• _WHAT TO DO_: Sift the listing for lines that hold the string "JSON" and pull them out.

• _PROVIDED INFORMATION_:
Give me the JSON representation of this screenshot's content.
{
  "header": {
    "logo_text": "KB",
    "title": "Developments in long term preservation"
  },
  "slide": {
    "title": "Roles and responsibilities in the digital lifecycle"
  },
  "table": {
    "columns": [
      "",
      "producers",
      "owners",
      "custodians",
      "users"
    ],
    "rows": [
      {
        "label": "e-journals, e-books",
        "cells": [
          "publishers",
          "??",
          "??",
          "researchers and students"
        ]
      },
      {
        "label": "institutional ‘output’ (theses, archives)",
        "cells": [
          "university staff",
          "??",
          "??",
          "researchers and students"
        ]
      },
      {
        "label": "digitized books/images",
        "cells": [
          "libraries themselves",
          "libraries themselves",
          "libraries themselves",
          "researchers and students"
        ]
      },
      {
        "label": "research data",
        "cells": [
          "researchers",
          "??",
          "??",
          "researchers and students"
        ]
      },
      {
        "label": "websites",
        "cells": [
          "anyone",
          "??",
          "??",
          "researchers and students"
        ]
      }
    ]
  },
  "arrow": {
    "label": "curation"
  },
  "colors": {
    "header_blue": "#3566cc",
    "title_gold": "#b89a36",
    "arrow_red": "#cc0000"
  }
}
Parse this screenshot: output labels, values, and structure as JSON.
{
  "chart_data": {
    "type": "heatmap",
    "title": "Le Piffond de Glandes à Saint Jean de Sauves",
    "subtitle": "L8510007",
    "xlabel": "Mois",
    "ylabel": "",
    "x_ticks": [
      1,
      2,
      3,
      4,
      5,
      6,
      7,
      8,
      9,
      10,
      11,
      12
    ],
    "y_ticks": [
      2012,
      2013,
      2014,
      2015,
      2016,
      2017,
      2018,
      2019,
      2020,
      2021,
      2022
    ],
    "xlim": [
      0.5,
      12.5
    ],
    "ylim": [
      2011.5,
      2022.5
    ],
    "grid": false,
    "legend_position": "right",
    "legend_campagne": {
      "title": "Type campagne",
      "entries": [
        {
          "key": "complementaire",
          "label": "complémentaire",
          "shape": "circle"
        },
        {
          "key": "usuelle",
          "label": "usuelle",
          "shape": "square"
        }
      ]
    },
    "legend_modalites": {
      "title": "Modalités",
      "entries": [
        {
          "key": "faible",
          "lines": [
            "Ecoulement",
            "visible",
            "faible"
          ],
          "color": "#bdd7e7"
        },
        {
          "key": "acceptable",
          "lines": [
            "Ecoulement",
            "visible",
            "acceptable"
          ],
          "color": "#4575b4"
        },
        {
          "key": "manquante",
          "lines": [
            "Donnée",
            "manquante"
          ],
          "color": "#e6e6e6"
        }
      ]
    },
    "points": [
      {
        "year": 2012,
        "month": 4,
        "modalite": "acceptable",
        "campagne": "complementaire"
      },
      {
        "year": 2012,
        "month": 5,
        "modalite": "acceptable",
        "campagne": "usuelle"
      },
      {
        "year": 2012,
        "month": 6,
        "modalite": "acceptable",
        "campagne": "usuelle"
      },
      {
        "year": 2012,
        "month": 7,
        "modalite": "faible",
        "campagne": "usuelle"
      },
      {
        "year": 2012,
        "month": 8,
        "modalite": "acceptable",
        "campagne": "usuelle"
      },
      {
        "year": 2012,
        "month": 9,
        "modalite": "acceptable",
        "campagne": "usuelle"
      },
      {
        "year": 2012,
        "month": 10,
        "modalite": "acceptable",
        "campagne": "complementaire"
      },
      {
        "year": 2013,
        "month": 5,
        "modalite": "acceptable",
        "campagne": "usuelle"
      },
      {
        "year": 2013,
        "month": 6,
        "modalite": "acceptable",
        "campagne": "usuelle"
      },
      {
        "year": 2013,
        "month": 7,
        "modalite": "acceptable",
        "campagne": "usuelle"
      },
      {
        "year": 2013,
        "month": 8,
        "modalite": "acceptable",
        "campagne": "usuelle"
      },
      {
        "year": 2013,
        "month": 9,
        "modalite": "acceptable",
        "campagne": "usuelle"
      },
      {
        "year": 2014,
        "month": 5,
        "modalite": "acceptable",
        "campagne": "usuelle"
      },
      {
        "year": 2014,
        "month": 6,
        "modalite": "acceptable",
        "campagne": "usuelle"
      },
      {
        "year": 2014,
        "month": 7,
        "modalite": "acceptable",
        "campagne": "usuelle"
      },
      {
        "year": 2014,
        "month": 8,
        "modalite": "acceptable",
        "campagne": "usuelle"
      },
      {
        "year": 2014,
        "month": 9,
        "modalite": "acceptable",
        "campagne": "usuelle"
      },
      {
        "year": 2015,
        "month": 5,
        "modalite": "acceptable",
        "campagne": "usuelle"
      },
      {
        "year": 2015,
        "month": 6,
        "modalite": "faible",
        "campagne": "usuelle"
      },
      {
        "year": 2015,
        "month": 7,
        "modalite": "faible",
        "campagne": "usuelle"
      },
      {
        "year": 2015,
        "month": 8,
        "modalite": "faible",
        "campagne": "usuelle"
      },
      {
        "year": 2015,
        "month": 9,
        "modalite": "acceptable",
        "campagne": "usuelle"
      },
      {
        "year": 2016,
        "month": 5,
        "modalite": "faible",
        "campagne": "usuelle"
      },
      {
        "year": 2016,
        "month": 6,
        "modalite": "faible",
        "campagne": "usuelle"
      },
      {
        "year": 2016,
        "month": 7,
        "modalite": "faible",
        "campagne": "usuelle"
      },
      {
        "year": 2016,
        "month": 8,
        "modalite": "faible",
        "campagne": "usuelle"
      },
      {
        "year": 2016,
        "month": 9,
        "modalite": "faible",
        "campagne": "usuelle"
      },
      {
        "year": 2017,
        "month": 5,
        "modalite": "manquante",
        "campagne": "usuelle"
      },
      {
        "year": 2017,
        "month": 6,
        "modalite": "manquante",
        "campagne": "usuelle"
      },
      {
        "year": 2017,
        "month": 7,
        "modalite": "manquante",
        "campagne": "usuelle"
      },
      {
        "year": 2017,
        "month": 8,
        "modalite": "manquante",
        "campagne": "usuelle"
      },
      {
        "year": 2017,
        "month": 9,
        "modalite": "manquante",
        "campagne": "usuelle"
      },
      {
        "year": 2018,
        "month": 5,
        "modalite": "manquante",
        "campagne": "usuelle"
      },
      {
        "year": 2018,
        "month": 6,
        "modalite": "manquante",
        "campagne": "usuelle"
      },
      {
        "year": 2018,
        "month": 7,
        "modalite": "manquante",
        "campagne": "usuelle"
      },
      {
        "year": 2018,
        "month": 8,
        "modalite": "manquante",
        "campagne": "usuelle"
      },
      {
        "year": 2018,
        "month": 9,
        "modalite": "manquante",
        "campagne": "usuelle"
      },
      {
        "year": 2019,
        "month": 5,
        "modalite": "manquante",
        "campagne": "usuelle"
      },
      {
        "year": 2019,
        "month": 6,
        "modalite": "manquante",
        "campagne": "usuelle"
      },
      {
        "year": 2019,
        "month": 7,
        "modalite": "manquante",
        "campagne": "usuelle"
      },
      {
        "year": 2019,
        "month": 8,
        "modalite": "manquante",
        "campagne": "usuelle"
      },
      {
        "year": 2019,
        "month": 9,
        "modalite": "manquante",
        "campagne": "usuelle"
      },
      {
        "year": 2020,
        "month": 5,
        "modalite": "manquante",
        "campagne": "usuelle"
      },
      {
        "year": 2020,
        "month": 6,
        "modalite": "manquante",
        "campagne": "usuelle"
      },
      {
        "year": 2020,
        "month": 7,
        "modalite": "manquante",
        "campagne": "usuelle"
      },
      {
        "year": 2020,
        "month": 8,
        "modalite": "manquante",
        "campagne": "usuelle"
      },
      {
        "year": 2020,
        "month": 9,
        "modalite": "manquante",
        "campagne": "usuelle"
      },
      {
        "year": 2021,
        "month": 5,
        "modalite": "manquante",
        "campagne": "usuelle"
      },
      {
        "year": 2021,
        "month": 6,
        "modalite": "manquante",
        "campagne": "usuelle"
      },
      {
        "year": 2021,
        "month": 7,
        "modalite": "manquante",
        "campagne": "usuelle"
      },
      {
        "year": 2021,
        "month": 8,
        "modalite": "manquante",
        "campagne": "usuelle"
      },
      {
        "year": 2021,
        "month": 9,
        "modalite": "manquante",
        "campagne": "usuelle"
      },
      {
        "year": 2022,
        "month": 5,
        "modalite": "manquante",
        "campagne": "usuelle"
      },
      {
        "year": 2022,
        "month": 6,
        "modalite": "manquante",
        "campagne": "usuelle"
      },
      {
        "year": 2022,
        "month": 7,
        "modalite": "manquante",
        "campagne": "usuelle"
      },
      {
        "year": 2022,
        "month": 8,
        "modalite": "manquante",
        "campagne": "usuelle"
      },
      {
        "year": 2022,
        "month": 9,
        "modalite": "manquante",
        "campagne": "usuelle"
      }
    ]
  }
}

• _SOLUTION FOR THIS PROBLEM_:
Give me the JSON representation of this screenshot's content.
Parse this screenshot: output labels, values, and structure as JSON.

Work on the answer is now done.